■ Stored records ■
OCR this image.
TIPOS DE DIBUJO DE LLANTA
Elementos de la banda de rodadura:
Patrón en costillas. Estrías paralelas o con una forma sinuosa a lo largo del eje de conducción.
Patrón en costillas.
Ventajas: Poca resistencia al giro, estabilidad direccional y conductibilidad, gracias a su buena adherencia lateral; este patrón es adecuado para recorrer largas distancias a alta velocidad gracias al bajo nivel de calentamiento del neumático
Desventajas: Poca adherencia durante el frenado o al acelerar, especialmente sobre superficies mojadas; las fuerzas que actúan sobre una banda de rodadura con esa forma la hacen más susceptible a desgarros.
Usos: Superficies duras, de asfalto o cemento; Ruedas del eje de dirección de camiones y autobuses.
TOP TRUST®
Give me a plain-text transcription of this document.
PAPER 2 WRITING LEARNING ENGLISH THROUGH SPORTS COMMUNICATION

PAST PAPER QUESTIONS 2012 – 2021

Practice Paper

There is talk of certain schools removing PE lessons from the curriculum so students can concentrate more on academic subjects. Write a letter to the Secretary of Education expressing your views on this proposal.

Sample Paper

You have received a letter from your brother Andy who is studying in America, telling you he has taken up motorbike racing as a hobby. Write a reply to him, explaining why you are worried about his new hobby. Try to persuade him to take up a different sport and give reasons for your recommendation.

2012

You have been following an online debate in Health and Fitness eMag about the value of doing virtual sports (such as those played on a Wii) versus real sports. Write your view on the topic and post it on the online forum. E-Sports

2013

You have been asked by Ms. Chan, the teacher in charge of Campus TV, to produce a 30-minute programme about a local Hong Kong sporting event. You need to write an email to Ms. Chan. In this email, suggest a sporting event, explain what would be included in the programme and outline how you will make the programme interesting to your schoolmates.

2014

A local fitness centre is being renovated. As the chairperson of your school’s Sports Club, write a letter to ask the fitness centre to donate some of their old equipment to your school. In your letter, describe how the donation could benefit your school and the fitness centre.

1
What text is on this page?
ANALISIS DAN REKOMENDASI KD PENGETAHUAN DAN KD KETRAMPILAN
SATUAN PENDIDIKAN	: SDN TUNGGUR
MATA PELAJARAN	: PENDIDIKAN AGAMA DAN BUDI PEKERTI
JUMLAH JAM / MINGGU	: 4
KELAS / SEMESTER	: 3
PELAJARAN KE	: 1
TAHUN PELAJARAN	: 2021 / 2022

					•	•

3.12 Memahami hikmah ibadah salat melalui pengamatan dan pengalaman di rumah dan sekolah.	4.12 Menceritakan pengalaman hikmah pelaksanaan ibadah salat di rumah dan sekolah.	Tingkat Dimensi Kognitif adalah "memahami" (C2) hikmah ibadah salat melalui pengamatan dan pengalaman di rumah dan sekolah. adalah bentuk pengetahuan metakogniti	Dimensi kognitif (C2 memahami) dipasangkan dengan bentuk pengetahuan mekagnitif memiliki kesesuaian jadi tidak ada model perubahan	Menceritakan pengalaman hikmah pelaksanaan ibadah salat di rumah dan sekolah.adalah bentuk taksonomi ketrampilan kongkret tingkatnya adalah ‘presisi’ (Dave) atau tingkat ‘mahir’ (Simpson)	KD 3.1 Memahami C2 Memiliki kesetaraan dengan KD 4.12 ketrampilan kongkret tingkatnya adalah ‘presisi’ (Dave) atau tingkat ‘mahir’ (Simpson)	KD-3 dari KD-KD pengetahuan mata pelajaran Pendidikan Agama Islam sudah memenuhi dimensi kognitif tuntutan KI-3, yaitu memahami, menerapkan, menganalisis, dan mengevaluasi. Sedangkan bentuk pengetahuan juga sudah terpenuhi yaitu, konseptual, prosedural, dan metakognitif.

■ Work instructions ■
Retype the whole listing above exactly.

■ Worked answer ■
OCR this image.
TIPOS DE DIBUJO DE LLANTA
Elementos de la banda de rodadura:
Patrón en costillas. Estrías paralelas o con una forma sinuosa a lo largo del eje de conducción.
Patrón en costillas.
Ventajas: Poca resistencia al giro, estabilidad direccional y conductibilidad, gracias a su buena adherencia lateral; este patrón es adecuado para recorrer largas distancias a alta velocidad gracias al bajo nivel de calentamiento del neumático
Desventajas: Poca adherencia durante el frenado o al acelerar, especialmente sobre superficies mojadas; las fuerzas que actúan sobre una banda de rodadura con esa forma la hacen más susceptible a desgarros.
Usos: Superficies duras, de asfalto o cemento; Ruedas del eje de dirección de camiones y autobuses.
TOP TRUST®
Give me a plain-text transcription of this document.
PAPER 2 WRITING LEARNING ENGLISH THROUGH SPORTS COMMUNICATION

PAST PAPER QUESTIONS 2012 – 2021

Practice Paper

There is talk of certain schools removing PE lessons from the curriculum so students can concentrate more on academic subjects. Write a letter to the Secretary of Education expressing your views on this proposal.

Sample Paper

You have received a letter from your brother Andy who is studying in America, telling you he has taken up motorbike racing as a hobby. Write a reply to him, explaining why you are worried about his new hobby. Try to persuade him to take up a different sport and give reasons for your recommendation.

2012

You have been following an online debate in Health and Fitness eMag about the value of doing virtual sports (such as those played on a Wii) versus real sports. Write your view on the topic and post it on the online forum. E-Sports

2013

You have been asked by Ms. Chan, the teacher in charge of Campus TV, to produce a 30-minute programme about a local Hong Kong sporting event. You need to write an email to Ms. Chan. In this email, suggest a sporting event, explain what would be included in the programme and outline how you will make the programme interesting to your schoolmates.

2014

A local fitness centre is being renovated. As the chairperson of your school’s Sports Club, write a letter to ask the fitness centre to donate some of their old equipment to your school. In your letter, describe how the donation could benefit your school and the fitness centre.

1
What text is on this page?
ANALISIS DAN REKOMENDASI KD PENGETAHUAN DAN KD KETRAMPILAN
SATUAN PENDIDIKAN	: SDN TUNGGUR
MATA PELAJARAN	: PENDIDIKAN AGAMA DAN BUDI PEKERTI
JUMLAH JAM / MINGGU	: 4
KELAS / SEMESTER	: 3
PELAJARAN KE	: 1
TAHUN PELAJARAN	: 2021 / 2022

					•	•

3.12 Memahami hikmah ibadah salat melalui pengamatan dan pengalaman di rumah dan sekolah.	4.12 Menceritakan pengalaman hikmah pelaksanaan ibadah salat di rumah dan sekolah.	Tingkat Dimensi Kognitif adalah "memahami" (C2) hikmah ibadah salat melalui pengamatan dan pengalaman di rumah dan sekolah. adalah bentuk pengetahuan metakogniti	Dimensi kognitif (C2 memahami) dipasangkan dengan bentuk pengetahuan mekagnitif memiliki kesesuaian jadi tidak ada model perubahan	Menceritakan pengalaman hikmah pelaksanaan ibadah salat di rumah dan sekolah.adalah bentuk taksonomi ketrampilan kongkret tingkatnya adalah ‘presisi’ (Dave) atau tingkat ‘mahir’ (Simpson)	KD 3.1 Memahami C2 Memiliki kesetaraan dengan KD 4.12 ketrampilan kongkret tingkatnya adalah ‘presisi’ (Dave) atau tingkat ‘mahir’ (Simpson)	KD-3 dari KD-KD pengetahuan mata pelajaran Pendidikan Agama Islam sudah memenuhi dimensi kognitif tuntutan KI-3, yaitu memahami, menerapkan, menganalisis, dan mengevaluasi. Sedangkan bentuk pengetahuan juga sudah terpenuhi yaitu, konseptual, prosedural, dan metakognitif.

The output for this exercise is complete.